» **Short task**:
Collect the lines of the entries where "this" shows up.
╭─ Data records
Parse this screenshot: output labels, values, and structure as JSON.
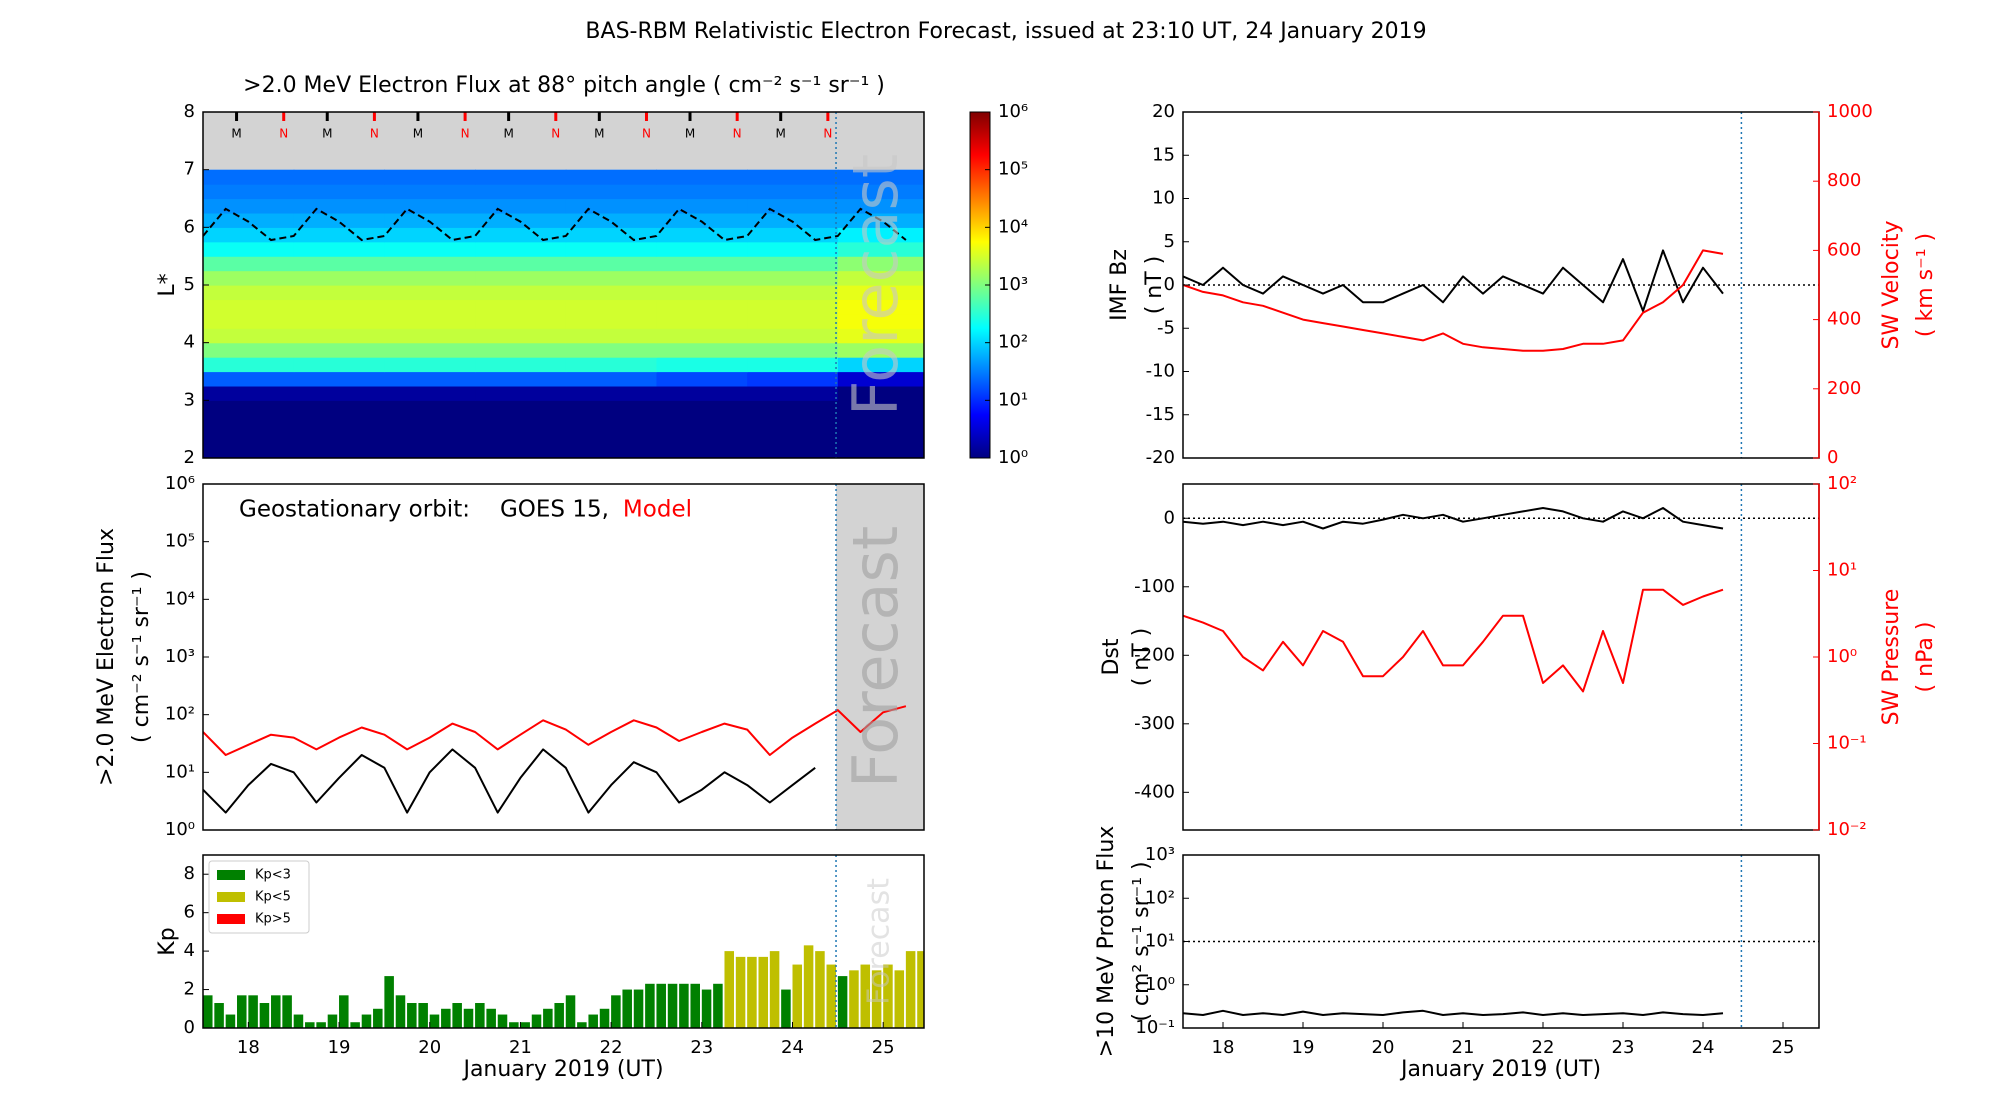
{
  "title": "BAS-RBM Relativistic Electron Forecast, issued at 23:10 UT, 24 January 2019",
  "forecast_start": 24.48,
  "chart_data": [
    {
      "type": "heatmap",
      "title": ">2.0 MeV Electron Flux at 88° pitch angle ( cm⁻² s⁻¹ sr⁻¹ )",
      "ylabel": "L*",
      "xlim": [
        17.5,
        25.45
      ],
      "ylim": [
        2,
        8
      ],
      "yticks": [
        2,
        3,
        4,
        5,
        6,
        7,
        8
      ],
      "xbins": [
        17.5,
        18.5,
        19.5,
        20.5,
        21.5,
        22.5,
        23.5,
        24.5,
        25.45
      ],
      "ybins": [
        2,
        2.25,
        2.5,
        2.75,
        3,
        3.25,
        3.5,
        3.75,
        4,
        4.25,
        4.5,
        4.75,
        5,
        5.25,
        5.5,
        5.75,
        6,
        6.25,
        6.5,
        6.75,
        7
      ],
      "z": [
        [
          1,
          1,
          1,
          1,
          1,
          1,
          1,
          1
        ],
        [
          1,
          1,
          1,
          1,
          1,
          1,
          1,
          1
        ],
        [
          1,
          1,
          1,
          1,
          1,
          1,
          1,
          1
        ],
        [
          1,
          1,
          1,
          1,
          1,
          1,
          1,
          1
        ],
        [
          1.5,
          1.5,
          1.5,
          1.5,
          1.5,
          1.5,
          1.5,
          1
        ],
        [
          20,
          20,
          20,
          20,
          20,
          15,
          12,
          3
        ],
        [
          300,
          300,
          300,
          300,
          300,
          250,
          250,
          100
        ],
        [
          1000,
          1000,
          1000,
          1000,
          1000,
          1000,
          1000,
          1500
        ],
        [
          2500,
          2500,
          2500,
          2500,
          2500,
          2500,
          2500,
          4000
        ],
        [
          3000,
          3000,
          3000,
          3000,
          3000,
          3000,
          3000,
          5000
        ],
        [
          3000,
          3000,
          3000,
          3000,
          3000,
          3000,
          3000,
          5000
        ],
        [
          2500,
          2500,
          2500,
          2500,
          2500,
          2500,
          2500,
          4000
        ],
        [
          1500,
          1500,
          1500,
          1500,
          1500,
          1500,
          1500,
          2500
        ],
        [
          600,
          600,
          600,
          600,
          600,
          600,
          600,
          1200
        ],
        [
          200,
          200,
          200,
          200,
          200,
          200,
          200,
          300
        ],
        [
          100,
          100,
          100,
          100,
          100,
          100,
          100,
          150
        ],
        [
          60,
          60,
          60,
          60,
          60,
          60,
          60,
          60
        ],
        [
          40,
          40,
          40,
          40,
          40,
          40,
          40,
          40
        ],
        [
          30,
          30,
          30,
          30,
          30,
          30,
          30,
          30
        ],
        [
          25,
          25,
          25,
          25,
          25,
          25,
          25,
          25
        ]
      ],
      "colorbar": {
        "lim": [
          1,
          1000000
        ],
        "log": true,
        "ticks": [
          {
            "value": 1,
            "label": "10⁰"
          },
          {
            "value": 10,
            "label": "10¹"
          },
          {
            "value": 100,
            "label": "10²"
          },
          {
            "value": 1000,
            "label": "10³"
          },
          {
            "value": 10000,
            "label": "10⁴"
          },
          {
            "value": 100000,
            "label": "10⁵"
          },
          {
            "value": 1000000,
            "label": "10⁶"
          }
        ]
      },
      "line": {
        "color": "#000000",
        "dashed": true,
        "x": [
          17.5,
          17.75,
          18,
          18.25,
          18.5,
          18.75,
          19,
          19.25,
          19.5,
          19.75,
          20,
          20.25,
          20.5,
          20.75,
          21,
          21.25,
          21.5,
          21.75,
          22,
          22.25,
          22.5,
          22.75,
          23,
          23.25,
          23.5,
          23.75,
          24,
          24.25,
          24.5,
          24.75,
          25,
          25.25
        ],
        "values": [
          5.85,
          6.32,
          6.1,
          5.78,
          5.85,
          6.32,
          6.1,
          5.78,
          5.85,
          6.32,
          6.1,
          5.78,
          5.85,
          6.32,
          6.1,
          5.78,
          5.85,
          6.32,
          6.1,
          5.78,
          5.85,
          6.32,
          6.1,
          5.78,
          5.85,
          6.32,
          6.1,
          5.78,
          5.85,
          6.32,
          6.1,
          5.78
        ]
      },
      "markers": [
        {
          "x": 17.87,
          "label": "M"
        },
        {
          "x": 18.39,
          "label": "N"
        },
        {
          "x": 18.87,
          "label": "M"
        },
        {
          "x": 19.39,
          "label": "N"
        },
        {
          "x": 19.87,
          "label": "M"
        },
        {
          "x": 20.39,
          "label": "N"
        },
        {
          "x": 20.87,
          "label": "M"
        },
        {
          "x": 21.39,
          "label": "N"
        },
        {
          "x": 21.87,
          "label": "M"
        },
        {
          "x": 22.39,
          "label": "N"
        },
        {
          "x": 22.87,
          "label": "M"
        },
        {
          "x": 23.39,
          "label": "N"
        },
        {
          "x": 23.87,
          "label": "M"
        },
        {
          "x": 24.39,
          "label": "N"
        }
      ],
      "marker_colors": {
        "M": "#000000",
        "N": "#ff0000"
      },
      "mask_color": "#d3d3d3",
      "watermark": "Forecast"
    },
    {
      "type": "line",
      "log": true,
      "ylabel": [
        ">2.0 MeV Electron Flux",
        "( cm⁻² s⁻¹ sr⁻¹ )"
      ],
      "xlim": [
        17.5,
        25.45
      ],
      "ylim": [
        1,
        1000000
      ],
      "yticks": [
        {
          "value": 1,
          "label": "10⁰"
        },
        {
          "value": 10,
          "label": "10¹"
        },
        {
          "value": 100,
          "label": "10²"
        },
        {
          "value": 1000,
          "label": "10³"
        },
        {
          "value": 10000,
          "label": "10⁴"
        },
        {
          "value": 100000,
          "label": "10⁵"
        },
        {
          "value": 1000000,
          "label": "10⁶"
        }
      ],
      "annotation": "Geostationary orbit:",
      "x": [
        17.5,
        17.75,
        18,
        18.25,
        18.5,
        18.75,
        19,
        19.25,
        19.5,
        19.75,
        20,
        20.25,
        20.5,
        20.75,
        21,
        21.25,
        21.5,
        21.75,
        22,
        22.25,
        22.5,
        22.75,
        23,
        23.25,
        23.5,
        23.75,
        24,
        24.25,
        24.5,
        24.75,
        25,
        25.25
      ],
      "series": [
        {
          "name": "GOES 15,",
          "color": "#000000",
          "values": [
            5,
            2,
            6,
            14,
            10,
            3,
            8,
            20,
            12,
            2,
            10,
            25,
            12,
            2,
            8,
            25,
            12,
            2,
            6,
            15,
            10,
            3,
            5,
            10,
            6,
            3,
            6,
            12,
            null,
            null,
            null,
            null
          ]
        },
        {
          "name": "Model",
          "color": "#ff0000",
          "values": [
            50,
            20,
            30,
            45,
            40,
            25,
            40,
            60,
            45,
            25,
            40,
            70,
            50,
            25,
            45,
            80,
            55,
            30,
            50,
            80,
            60,
            35,
            50,
            70,
            55,
            20,
            40,
            70,
            120,
            50,
            110,
            140
          ]
        }
      ],
      "forecast_shade": "#d3d3d3",
      "watermark": "Forecast"
    },
    {
      "type": "bar",
      "ylabel": "Kp",
      "xlabel": "January 2019 (UT)",
      "xlim": [
        17.5,
        25.45
      ],
      "ylim": [
        0,
        9
      ],
      "yticks": [
        0,
        2,
        4,
        6,
        8
      ],
      "xticks": [
        18,
        19,
        20,
        21,
        22,
        23,
        24,
        25
      ],
      "x": [
        17.5,
        17.625,
        17.75,
        17.875,
        18,
        18.125,
        18.25,
        18.375,
        18.5,
        18.625,
        18.75,
        18.875,
        19,
        19.125,
        19.25,
        19.375,
        19.5,
        19.625,
        19.75,
        19.875,
        20,
        20.125,
        20.25,
        20.375,
        20.5,
        20.625,
        20.75,
        20.875,
        21,
        21.125,
        21.25,
        21.375,
        21.5,
        21.625,
        21.75,
        21.875,
        22,
        22.125,
        22.25,
        22.375,
        22.5,
        22.625,
        22.75,
        22.875,
        23,
        23.125,
        23.25,
        23.375,
        23.5,
        23.625,
        23.75,
        23.875,
        24,
        24.125,
        24.25,
        24.375,
        24.5,
        24.625,
        24.75,
        24.875,
        25,
        25.125,
        25.25,
        25.375
      ],
      "values": [
        1.7,
        1.3,
        0.7,
        1.7,
        1.7,
        1.3,
        1.7,
        1.7,
        0.7,
        0.3,
        0.3,
        0.7,
        1.7,
        0.3,
        0.7,
        1,
        2.7,
        1.7,
        1.3,
        1.3,
        0.7,
        1,
        1.3,
        1,
        1.3,
        1,
        0.7,
        0.3,
        0.3,
        0.7,
        1,
        1.3,
        1.7,
        0.3,
        0.7,
        1,
        1.7,
        2,
        2,
        2.3,
        2.3,
        2.3,
        2.3,
        2.3,
        2,
        2.3,
        4,
        3.7,
        3.7,
        3.7,
        4,
        2,
        3.3,
        4.3,
        4,
        3.3,
        2.7,
        3,
        3.3,
        3,
        3.3,
        3,
        4,
        4
      ],
      "legend": [
        {
          "name": "Kp<3",
          "color": "#008000"
        },
        {
          "name": "Kp<5",
          "color": "#bfbf00"
        },
        {
          "name": "Kp>5",
          "color": "#ff0000"
        }
      ],
      "legend_loc": "upper left",
      "watermark": "Forecast"
    },
    {
      "type": "line",
      "ylabel": [
        "IMF Bz",
        "( nT )"
      ],
      "y2label": [
        "SW Velocity",
        "( km s⁻¹ )"
      ],
      "xlim": [
        17.5,
        25.45
      ],
      "ylim": [
        -20,
        20
      ],
      "yticks": [
        -20,
        -15,
        -10,
        -5,
        0,
        5,
        10,
        15,
        20
      ],
      "y2lim": [
        0,
        1000
      ],
      "y2ticks": [
        0,
        200,
        400,
        600,
        800,
        1000
      ],
      "y2color": "#ff0000",
      "hline": 0,
      "x": [
        17.5,
        17.75,
        18,
        18.25,
        18.5,
        18.75,
        19,
        19.25,
        19.5,
        19.75,
        20,
        20.25,
        20.5,
        20.75,
        21,
        21.25,
        21.5,
        21.75,
        22,
        22.25,
        22.5,
        22.75,
        23,
        23.25,
        23.5,
        23.75,
        24,
        24.25,
        24.5,
        24.75,
        25,
        25.25
      ],
      "series": [
        {
          "color": "#000000",
          "values": [
            1,
            0,
            2,
            0,
            -1,
            1,
            0,
            -1,
            0,
            -2,
            -2,
            -1,
            0,
            -2,
            1,
            -1,
            1,
            0,
            -1,
            2,
            0,
            -2,
            3,
            -3,
            4,
            -2,
            2,
            -1,
            null,
            null,
            null,
            null
          ]
        },
        {
          "color": "#ff0000",
          "axis": "y2",
          "values": [
            500,
            480,
            470,
            450,
            440,
            420,
            400,
            390,
            380,
            370,
            360,
            350,
            340,
            360,
            330,
            320,
            315,
            310,
            310,
            315,
            330,
            330,
            340,
            420,
            450,
            500,
            600,
            590,
            null,
            null,
            null,
            null
          ]
        }
      ]
    },
    {
      "type": "line",
      "ylabel": [
        "Dst",
        "( nT )"
      ],
      "y2label": [
        "SW Pressure",
        "( nPa )"
      ],
      "xlim": [
        17.5,
        25.45
      ],
      "ylim": [
        -455,
        50
      ],
      "yticks": [
        -400,
        -300,
        -200,
        -100,
        0
      ],
      "y2lim": [
        0.01,
        100
      ],
      "y2log": true,
      "y2color": "#ff0000",
      "y2ticks": [
        {
          "value": 0.01,
          "label": "10⁻²"
        },
        {
          "value": 0.1,
          "label": "10⁻¹"
        },
        {
          "value": 1,
          "label": "10⁰"
        },
        {
          "value": 10,
          "label": "10¹"
        },
        {
          "value": 100,
          "label": "10²"
        }
      ],
      "hline": 0,
      "x": [
        17.5,
        17.75,
        18,
        18.25,
        18.5,
        18.75,
        19,
        19.25,
        19.5,
        19.75,
        20,
        20.25,
        20.5,
        20.75,
        21,
        21.25,
        21.5,
        21.75,
        22,
        22.25,
        22.5,
        22.75,
        23,
        23.25,
        23.5,
        23.75,
        24,
        24.25,
        24.5,
        24.75,
        25,
        25.25
      ],
      "series": [
        {
          "color": "#000000",
          "values": [
            -5,
            -8,
            -5,
            -10,
            -5,
            -10,
            -5,
            -15,
            -5,
            -8,
            -2,
            5,
            0,
            5,
            -5,
            0,
            5,
            10,
            15,
            10,
            0,
            -5,
            10,
            0,
            15,
            -5,
            -10,
            -15,
            null,
            null,
            null,
            null
          ]
        },
        {
          "color": "#ff0000",
          "axis": "y2",
          "values": [
            3,
            2.5,
            2,
            1,
            0.7,
            1.5,
            0.8,
            2,
            1.5,
            0.6,
            0.6,
            1,
            2,
            0.8,
            0.8,
            1.5,
            3,
            3,
            0.5,
            0.8,
            0.4,
            2,
            0.5,
            6,
            6,
            4,
            5,
            6,
            null,
            null,
            null,
            null
          ]
        }
      ]
    },
    {
      "type": "line",
      "log": true,
      "ylabel": [
        ">10 MeV Proton Flux",
        "( cm² s⁻¹ sr⁻¹ )"
      ],
      "xlabel": "January 2019 (UT)",
      "xlim": [
        17.5,
        25.45
      ],
      "ylim": [
        0.1,
        1000
      ],
      "yticks": [
        {
          "value": 0.1,
          "label": "10⁻¹"
        },
        {
          "value": 1,
          "label": "10⁰"
        },
        {
          "value": 10,
          "label": "10¹"
        },
        {
          "value": 100,
          "label": "10²"
        },
        {
          "value": 1000,
          "label": "10³"
        }
      ],
      "xticks": [
        18,
        19,
        20,
        21,
        22,
        23,
        24,
        25
      ],
      "hline": 10,
      "x": [
        17.5,
        17.75,
        18,
        18.25,
        18.5,
        18.75,
        19,
        19.25,
        19.5,
        19.75,
        20,
        20.25,
        20.5,
        20.75,
        21,
        21.25,
        21.5,
        21.75,
        22,
        22.25,
        22.5,
        22.75,
        23,
        23.25,
        23.5,
        23.75,
        24,
        24.25,
        24.5,
        24.75,
        25,
        25.25
      ],
      "series": [
        {
          "color": "#000000",
          "values": [
            0.22,
            0.2,
            0.25,
            0.2,
            0.22,
            0.2,
            0.24,
            0.2,
            0.22,
            0.21,
            0.2,
            0.23,
            0.25,
            0.2,
            0.22,
            0.2,
            0.21,
            0.23,
            0.2,
            0.22,
            0.2,
            0.21,
            0.22,
            0.2,
            0.23,
            0.21,
            0.2,
            0.22,
            null,
            null,
            null,
            null
          ]
        }
      ]
    }
  ]
}
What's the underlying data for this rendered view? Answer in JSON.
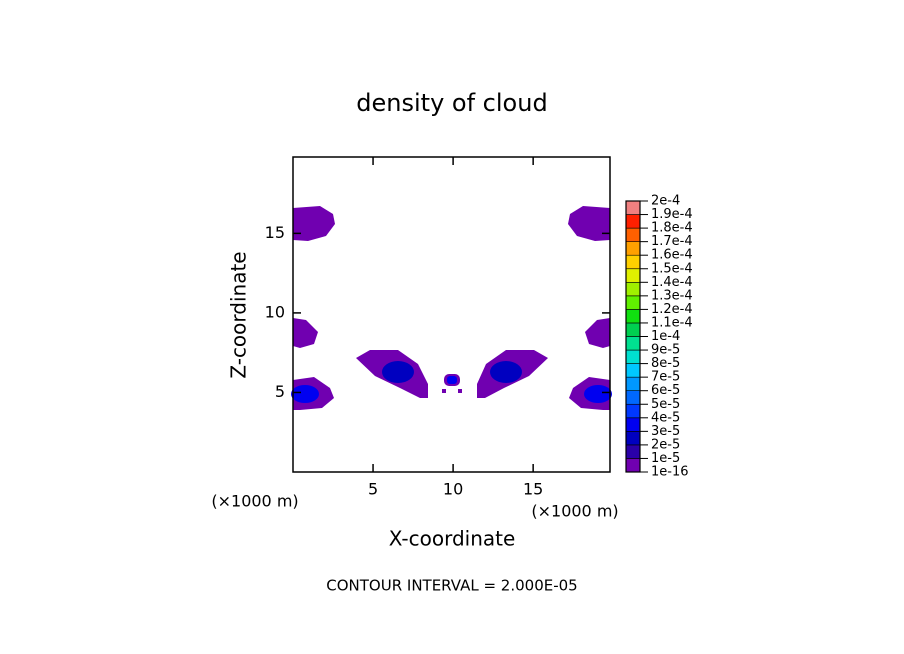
╰─
» **Response**:
Parse this screenshot: output labels, values, and structure as JSON.
What's the underlying data for this rendered view? Answer in JSON.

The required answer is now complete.